Goal: Extract each line holding the word "Alles" from the entries.

Data in this exercise:
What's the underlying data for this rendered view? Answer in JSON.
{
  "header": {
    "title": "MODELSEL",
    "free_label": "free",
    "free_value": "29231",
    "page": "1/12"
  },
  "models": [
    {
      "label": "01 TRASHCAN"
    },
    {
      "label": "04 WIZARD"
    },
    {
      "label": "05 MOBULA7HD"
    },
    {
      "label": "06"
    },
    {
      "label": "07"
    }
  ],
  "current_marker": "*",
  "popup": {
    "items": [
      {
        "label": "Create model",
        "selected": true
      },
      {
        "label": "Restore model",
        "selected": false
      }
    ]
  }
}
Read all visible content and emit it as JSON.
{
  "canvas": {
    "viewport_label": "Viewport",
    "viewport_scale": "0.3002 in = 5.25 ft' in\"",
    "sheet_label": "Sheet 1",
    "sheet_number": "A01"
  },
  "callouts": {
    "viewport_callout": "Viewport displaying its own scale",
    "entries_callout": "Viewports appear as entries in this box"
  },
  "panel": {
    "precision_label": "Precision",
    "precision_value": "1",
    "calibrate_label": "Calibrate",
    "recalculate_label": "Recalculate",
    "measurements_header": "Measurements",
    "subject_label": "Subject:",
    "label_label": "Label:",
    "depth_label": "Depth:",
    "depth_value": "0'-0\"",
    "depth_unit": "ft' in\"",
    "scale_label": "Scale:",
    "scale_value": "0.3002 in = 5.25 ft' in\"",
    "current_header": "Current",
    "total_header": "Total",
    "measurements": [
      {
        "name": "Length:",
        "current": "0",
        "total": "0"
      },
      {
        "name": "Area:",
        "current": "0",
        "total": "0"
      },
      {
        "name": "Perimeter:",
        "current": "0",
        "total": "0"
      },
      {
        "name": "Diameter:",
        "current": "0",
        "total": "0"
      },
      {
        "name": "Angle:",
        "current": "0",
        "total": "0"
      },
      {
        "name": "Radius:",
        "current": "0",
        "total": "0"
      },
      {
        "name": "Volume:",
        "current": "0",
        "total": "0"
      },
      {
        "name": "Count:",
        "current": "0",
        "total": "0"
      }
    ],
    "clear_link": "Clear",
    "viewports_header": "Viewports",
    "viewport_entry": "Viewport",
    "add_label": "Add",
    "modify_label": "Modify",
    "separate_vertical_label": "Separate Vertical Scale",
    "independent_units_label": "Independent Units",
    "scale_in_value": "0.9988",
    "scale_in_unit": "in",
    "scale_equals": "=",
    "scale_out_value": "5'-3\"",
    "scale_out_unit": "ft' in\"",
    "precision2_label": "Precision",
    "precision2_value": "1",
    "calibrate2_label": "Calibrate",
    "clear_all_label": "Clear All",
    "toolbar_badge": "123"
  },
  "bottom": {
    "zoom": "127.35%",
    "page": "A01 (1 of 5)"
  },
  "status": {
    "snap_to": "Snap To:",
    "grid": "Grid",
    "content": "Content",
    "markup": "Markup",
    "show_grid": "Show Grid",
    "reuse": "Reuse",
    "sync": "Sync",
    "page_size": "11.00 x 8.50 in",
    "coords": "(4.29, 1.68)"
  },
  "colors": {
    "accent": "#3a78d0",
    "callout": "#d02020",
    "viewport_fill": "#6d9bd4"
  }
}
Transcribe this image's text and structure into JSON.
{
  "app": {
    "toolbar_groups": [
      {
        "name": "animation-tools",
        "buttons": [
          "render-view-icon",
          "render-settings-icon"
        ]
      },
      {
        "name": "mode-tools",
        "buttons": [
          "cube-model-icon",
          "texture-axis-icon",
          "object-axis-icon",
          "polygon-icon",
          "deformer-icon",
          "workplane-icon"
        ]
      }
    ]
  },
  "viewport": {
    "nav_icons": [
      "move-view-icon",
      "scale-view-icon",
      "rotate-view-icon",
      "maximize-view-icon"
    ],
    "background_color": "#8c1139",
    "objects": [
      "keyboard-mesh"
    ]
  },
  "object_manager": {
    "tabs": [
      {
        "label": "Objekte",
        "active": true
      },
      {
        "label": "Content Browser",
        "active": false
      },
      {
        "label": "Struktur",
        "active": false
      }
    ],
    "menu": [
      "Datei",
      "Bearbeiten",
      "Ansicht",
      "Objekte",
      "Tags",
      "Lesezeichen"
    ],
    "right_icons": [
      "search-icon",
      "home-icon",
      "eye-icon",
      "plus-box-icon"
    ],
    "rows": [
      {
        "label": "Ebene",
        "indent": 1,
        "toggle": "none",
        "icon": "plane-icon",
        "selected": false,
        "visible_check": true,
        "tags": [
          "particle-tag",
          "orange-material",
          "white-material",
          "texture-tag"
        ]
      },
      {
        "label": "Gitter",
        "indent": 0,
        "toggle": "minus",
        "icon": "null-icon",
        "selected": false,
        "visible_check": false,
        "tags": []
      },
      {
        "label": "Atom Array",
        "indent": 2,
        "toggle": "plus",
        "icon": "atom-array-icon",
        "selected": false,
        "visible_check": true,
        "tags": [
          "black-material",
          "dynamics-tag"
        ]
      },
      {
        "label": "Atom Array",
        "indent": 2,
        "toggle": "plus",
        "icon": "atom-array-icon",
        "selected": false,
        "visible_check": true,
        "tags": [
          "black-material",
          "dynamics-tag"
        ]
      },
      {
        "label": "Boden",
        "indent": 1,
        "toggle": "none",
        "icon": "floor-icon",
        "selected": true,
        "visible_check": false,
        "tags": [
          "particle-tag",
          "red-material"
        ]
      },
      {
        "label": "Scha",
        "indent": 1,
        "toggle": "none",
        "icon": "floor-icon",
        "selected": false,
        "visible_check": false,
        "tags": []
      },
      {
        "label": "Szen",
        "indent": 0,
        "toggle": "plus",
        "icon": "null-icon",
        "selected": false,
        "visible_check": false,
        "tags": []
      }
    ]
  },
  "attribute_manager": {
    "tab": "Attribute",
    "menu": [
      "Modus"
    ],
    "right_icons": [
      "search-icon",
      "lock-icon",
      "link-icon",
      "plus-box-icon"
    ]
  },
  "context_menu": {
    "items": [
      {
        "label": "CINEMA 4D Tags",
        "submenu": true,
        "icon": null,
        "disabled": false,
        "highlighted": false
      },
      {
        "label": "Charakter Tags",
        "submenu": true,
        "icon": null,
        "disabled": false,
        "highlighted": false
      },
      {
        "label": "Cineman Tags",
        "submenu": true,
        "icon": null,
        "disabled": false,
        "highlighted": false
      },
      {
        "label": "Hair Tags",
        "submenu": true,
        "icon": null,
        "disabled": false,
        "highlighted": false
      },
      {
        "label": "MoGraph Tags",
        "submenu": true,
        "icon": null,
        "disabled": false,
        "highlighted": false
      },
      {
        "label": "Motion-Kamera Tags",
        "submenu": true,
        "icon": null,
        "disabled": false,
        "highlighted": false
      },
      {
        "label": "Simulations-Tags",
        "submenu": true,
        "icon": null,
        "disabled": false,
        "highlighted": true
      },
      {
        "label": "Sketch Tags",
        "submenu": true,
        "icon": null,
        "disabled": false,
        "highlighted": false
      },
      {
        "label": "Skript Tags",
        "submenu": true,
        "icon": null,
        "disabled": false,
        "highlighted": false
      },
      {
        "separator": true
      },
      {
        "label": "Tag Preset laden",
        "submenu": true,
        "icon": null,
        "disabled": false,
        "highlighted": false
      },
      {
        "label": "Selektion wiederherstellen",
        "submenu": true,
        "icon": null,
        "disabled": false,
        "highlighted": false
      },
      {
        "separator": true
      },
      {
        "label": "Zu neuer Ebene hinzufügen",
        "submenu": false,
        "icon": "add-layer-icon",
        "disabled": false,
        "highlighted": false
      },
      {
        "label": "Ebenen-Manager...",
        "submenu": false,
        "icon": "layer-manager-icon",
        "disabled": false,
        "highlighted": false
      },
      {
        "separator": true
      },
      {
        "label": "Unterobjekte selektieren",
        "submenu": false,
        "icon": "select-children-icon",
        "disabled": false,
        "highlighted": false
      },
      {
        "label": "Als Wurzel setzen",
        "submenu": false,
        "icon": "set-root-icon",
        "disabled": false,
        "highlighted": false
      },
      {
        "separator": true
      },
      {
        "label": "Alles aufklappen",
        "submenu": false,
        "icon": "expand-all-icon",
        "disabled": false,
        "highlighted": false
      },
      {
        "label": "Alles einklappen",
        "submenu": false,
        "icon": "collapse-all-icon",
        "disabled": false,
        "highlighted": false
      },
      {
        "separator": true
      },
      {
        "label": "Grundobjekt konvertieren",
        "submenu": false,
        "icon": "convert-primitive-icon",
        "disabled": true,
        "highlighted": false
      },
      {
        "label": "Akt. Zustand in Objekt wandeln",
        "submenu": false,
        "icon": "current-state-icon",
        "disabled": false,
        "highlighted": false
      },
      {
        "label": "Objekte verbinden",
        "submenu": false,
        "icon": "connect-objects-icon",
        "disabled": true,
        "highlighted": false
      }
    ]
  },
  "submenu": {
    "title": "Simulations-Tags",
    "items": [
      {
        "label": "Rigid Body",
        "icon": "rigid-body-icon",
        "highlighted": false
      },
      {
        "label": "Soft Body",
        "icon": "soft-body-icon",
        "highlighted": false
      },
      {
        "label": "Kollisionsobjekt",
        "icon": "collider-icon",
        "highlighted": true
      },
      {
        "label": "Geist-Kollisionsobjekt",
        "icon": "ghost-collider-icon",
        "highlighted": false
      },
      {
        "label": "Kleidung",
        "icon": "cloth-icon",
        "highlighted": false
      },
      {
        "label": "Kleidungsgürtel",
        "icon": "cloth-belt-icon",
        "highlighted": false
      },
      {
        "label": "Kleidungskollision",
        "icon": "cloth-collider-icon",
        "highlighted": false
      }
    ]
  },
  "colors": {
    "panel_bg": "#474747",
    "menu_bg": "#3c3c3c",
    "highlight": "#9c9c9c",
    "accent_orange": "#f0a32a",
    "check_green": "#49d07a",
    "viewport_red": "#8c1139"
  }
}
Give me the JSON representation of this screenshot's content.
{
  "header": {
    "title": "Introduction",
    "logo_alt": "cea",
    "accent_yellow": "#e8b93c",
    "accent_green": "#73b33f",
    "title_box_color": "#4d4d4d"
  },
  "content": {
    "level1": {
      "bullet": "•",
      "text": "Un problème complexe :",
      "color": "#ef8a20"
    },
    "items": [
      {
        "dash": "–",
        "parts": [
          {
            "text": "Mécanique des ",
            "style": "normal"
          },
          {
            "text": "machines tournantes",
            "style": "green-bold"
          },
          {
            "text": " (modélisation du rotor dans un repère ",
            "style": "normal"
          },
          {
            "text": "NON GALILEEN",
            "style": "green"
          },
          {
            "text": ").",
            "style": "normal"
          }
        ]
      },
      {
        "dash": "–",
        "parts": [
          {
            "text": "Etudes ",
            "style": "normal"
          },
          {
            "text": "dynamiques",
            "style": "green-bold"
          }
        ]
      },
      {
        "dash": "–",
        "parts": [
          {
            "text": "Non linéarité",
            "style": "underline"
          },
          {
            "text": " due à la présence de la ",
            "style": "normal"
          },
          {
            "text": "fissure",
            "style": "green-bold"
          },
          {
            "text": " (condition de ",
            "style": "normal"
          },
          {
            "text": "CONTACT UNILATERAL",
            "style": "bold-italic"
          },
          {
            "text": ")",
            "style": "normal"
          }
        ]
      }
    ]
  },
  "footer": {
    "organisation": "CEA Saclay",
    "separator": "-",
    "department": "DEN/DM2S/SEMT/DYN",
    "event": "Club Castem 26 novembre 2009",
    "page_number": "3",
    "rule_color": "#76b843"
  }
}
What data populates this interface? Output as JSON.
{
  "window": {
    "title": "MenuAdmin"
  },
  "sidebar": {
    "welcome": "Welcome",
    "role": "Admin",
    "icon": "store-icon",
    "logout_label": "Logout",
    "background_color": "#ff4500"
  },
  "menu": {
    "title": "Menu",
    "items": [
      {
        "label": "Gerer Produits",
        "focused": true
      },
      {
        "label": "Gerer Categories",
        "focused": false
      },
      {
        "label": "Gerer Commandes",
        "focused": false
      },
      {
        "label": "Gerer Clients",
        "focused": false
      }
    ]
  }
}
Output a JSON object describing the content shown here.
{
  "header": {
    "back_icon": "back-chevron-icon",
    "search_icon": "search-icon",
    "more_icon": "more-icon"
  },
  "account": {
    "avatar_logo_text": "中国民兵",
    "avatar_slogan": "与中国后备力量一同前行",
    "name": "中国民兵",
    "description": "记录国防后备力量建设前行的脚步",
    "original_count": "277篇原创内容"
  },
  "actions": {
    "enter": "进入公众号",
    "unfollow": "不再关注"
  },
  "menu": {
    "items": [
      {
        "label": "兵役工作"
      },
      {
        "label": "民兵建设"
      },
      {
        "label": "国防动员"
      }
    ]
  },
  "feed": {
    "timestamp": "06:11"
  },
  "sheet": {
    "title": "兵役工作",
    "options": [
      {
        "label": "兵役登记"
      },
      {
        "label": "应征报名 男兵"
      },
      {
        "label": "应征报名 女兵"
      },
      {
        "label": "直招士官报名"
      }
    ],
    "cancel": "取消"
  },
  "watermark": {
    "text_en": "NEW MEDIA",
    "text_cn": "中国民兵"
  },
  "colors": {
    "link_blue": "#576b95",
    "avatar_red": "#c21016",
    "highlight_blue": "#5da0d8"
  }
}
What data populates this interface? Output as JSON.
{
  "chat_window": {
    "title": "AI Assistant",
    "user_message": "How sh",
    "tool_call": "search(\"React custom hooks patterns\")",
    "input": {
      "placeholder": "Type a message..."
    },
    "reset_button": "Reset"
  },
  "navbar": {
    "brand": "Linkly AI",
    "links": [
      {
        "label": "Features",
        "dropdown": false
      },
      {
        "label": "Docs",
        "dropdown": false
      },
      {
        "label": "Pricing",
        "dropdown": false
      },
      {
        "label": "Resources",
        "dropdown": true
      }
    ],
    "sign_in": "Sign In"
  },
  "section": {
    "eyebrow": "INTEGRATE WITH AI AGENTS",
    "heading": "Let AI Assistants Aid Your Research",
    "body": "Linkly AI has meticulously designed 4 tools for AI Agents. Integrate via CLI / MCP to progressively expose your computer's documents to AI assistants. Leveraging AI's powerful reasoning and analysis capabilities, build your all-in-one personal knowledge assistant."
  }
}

Task result:
        "label": "Alles aufklappen",
        "label": "Alles einklappen",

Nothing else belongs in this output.